§ Task objective: Convert the records below, everything from the line containing "data-point [277,244,290,255]" down to the line containing "data-point [303,282,316,293]", both included, into a Markdown table with the columns Row and Entry. Row holds a running number and Entry holds each line; omit blank lines.

Dataset excerpt:
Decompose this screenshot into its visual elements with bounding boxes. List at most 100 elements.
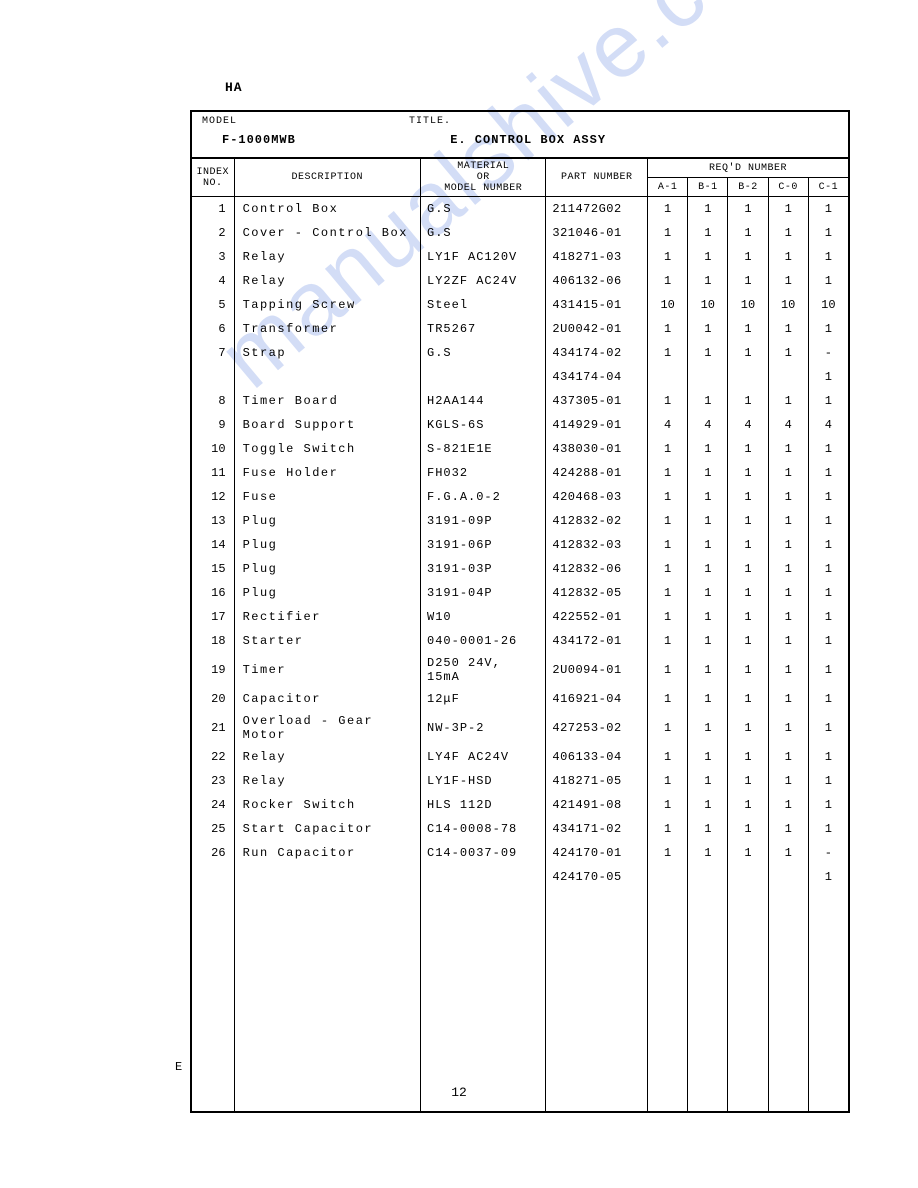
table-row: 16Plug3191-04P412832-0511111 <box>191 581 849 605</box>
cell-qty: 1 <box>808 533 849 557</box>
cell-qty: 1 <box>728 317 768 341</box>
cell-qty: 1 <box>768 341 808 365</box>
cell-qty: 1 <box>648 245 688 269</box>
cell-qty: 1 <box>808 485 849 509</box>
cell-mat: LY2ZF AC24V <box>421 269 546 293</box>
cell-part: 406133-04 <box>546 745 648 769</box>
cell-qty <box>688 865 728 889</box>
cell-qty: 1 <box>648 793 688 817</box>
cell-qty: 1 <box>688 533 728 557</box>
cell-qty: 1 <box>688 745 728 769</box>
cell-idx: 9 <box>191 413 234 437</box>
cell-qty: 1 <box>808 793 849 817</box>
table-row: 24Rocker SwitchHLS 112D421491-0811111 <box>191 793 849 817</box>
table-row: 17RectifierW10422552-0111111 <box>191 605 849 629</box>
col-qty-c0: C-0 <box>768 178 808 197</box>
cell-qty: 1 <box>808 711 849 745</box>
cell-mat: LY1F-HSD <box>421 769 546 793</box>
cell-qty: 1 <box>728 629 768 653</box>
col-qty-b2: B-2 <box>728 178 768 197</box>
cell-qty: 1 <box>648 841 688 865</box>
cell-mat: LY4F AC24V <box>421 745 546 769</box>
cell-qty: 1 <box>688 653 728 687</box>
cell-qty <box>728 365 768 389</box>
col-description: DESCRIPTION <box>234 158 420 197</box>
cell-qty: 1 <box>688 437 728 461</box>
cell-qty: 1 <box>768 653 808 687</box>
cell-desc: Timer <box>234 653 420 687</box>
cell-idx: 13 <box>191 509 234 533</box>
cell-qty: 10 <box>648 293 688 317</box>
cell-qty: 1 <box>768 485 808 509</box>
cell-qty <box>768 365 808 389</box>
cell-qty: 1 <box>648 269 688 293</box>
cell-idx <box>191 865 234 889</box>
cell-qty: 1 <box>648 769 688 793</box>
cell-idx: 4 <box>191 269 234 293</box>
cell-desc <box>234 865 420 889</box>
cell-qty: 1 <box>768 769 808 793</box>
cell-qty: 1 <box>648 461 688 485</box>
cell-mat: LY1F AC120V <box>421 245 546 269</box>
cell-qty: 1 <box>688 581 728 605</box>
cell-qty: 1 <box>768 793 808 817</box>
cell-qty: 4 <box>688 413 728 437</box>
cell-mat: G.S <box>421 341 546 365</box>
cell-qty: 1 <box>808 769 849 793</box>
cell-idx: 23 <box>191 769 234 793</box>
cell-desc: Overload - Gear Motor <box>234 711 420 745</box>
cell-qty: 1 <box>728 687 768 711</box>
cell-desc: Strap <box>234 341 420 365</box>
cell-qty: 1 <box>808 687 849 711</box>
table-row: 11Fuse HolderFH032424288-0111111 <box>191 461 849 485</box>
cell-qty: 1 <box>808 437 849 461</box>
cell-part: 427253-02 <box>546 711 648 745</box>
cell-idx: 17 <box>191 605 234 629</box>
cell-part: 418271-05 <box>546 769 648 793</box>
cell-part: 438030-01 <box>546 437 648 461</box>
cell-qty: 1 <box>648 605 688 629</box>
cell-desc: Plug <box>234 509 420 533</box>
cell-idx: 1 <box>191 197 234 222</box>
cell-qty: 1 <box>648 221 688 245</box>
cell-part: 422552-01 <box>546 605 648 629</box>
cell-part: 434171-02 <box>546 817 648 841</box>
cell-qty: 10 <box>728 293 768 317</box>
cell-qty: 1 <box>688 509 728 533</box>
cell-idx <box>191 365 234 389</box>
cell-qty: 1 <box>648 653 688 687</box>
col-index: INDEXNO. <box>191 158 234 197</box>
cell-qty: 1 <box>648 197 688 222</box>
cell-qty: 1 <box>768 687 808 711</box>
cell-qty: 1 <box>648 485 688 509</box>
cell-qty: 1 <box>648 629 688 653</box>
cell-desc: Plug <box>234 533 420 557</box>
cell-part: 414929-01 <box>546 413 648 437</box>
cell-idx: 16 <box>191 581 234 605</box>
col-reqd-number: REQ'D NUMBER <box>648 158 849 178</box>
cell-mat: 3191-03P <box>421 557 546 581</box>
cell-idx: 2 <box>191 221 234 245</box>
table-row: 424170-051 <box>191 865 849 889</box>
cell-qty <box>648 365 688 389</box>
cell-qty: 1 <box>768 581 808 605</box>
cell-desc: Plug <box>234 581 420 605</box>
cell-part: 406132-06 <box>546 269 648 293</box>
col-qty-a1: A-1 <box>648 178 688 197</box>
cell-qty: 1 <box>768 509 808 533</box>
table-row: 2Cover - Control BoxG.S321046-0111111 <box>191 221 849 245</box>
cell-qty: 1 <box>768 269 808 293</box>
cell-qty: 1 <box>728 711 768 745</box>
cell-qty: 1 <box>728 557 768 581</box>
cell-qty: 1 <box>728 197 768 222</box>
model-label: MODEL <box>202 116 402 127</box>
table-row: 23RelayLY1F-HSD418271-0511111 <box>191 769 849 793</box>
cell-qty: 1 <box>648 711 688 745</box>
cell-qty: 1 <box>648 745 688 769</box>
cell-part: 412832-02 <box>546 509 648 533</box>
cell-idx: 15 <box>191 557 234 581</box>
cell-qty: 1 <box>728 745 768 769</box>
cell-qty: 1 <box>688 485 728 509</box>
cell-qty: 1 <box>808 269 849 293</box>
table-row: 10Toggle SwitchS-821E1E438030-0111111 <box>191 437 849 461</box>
* * *
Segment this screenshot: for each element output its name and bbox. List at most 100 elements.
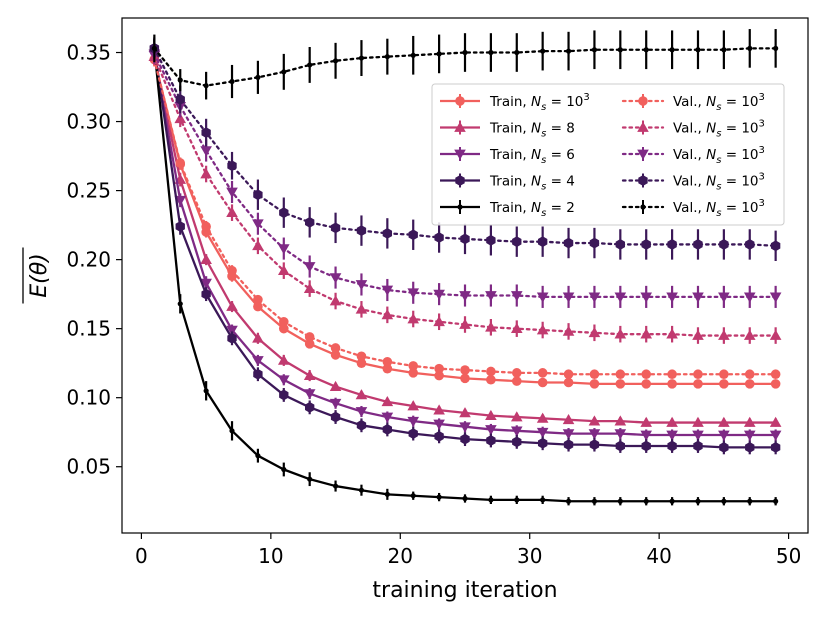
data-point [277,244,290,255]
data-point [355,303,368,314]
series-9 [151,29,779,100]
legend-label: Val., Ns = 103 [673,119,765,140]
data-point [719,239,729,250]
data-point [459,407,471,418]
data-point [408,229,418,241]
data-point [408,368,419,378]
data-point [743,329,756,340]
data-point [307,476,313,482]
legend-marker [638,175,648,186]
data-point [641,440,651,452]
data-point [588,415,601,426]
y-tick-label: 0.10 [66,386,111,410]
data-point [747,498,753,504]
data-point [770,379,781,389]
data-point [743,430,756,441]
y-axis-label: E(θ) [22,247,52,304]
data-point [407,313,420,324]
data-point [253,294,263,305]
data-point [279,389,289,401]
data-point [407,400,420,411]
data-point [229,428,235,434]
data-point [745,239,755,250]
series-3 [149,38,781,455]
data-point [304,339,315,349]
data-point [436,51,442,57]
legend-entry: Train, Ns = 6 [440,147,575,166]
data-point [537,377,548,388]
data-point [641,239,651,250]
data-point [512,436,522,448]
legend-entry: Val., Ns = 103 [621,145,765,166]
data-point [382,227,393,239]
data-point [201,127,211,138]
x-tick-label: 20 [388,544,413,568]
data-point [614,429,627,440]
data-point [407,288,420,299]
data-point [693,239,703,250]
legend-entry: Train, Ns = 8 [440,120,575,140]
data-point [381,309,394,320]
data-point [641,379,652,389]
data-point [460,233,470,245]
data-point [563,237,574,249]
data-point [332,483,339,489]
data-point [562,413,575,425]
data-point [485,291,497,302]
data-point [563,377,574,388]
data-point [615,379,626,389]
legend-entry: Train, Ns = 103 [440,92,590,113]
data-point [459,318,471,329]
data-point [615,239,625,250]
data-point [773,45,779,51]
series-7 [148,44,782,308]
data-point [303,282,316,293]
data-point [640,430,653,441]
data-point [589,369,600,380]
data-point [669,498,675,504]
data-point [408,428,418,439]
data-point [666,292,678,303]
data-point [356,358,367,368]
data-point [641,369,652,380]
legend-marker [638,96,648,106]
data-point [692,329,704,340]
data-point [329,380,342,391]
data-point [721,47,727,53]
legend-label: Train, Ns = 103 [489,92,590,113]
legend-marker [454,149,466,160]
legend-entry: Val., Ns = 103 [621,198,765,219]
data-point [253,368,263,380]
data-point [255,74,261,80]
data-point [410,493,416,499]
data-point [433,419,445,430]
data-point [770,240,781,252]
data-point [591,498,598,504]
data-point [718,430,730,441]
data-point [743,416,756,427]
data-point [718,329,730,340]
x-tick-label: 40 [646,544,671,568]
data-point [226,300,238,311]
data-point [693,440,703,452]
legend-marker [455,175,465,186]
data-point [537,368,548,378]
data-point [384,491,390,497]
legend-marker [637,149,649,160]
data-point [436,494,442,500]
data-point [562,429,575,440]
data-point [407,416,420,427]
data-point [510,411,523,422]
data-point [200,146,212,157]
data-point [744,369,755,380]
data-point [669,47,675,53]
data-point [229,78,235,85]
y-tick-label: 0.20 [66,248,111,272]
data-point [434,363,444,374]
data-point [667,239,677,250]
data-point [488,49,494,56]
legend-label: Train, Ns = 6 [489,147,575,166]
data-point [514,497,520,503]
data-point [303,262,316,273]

§ Task output:
| Row | Entry |
|---|---|
| 1 | data-point [277,244,290,255] |
| 2 | data-point [355,303,368,314] |
| 3 | series-9 [151,29,779,100] |
| 4 | legend-label: Val., Ns = 103 [673,119,765,140] |
| 5 | data-point [719,239,729,250] |
| 6 | data-point [459,407,471,418] |
| 7 | data-point [408,229,418,241] |
| 8 | data-point [408,368,419,378] |
| 9 | data-point [743,329,756,340] |
| 10 | data-point [307,476,313,482] |
| 11 | legend-marker [638,175,648,186] |
| 12 | data-point [641,440,651,452] |
| 13 | data-point [588,415,601,426] |
| 14 | y-tick-label: 0.10 [66,386,111,410] |
| 15 | data-point [747,498,753,504] |
| 16 | data-point [770,379,781,389] |
| 17 | data-point [743,430,756,441] |
| 18 | y-axis-label: E(θ) [22,247,52,304] |
| 19 | data-point [407,313,420,324] |
| 20 | data-point [253,294,263,305] |
| 21 | data-point [279,389,289,401] |
| 22 | data-point [407,400,420,411] |
| 23 | data-point [229,428,235,434] |
| 24 | data-point [745,239,755,250] |
| 25 | series-3 [149,38,781,455] |
| 26 | data-point [304,339,315,349] |
| 27 | data-point [436,51,442,57] |
| 28 | legend-entry: Train, Ns = 6 [440,147,575,166] |
| 29 | data-point [537,377,548,388] |
| 30 | data-point [641,239,651,250] |
| 31 | data-point [512,436,522,448] |
| 32 | legend-entry: Val., Ns = 103 [621,145,765,166] |
| 33 | data-point [382,227,393,239] |
| 34 | data-point [201,127,211,138] |
| 35 | x-tick-label: 20 [388,544,413,568] |
| 36 | data-point [614,429,627,440] |
| 37 | data-point [407,288,420,299] |
| 38 | data-point [693,239,703,250] |
| 39 | legend-entry: Train, Ns = 8 [440,120,575,140] |
| 40 | data-point [381,309,394,320] |
| 41 | data-point [641,379,652,389] |
| 42 | data-point [460,233,470,245] |
| 43 | data-point [563,237,574,249] |
| 44 | data-point [332,483,339,489] |
| 45 | data-point [562,413,575,425] |
| 46 | data-point [485,291,497,302] |
| 47 | data-point [563,377,574,388] |
| 48 | data-point [615,379,626,389] |
| 49 | legend-entry: Train, Ns = 103 [440,92,590,113] |
| 50 | data-point [459,318,471,329] |
| 51 | data-point [615,239,625,250] |
| 52 | data-point [773,45,779,51] |
| 53 | series-7 [148,44,782,308] |
| 54 | data-point [303,282,316,293] |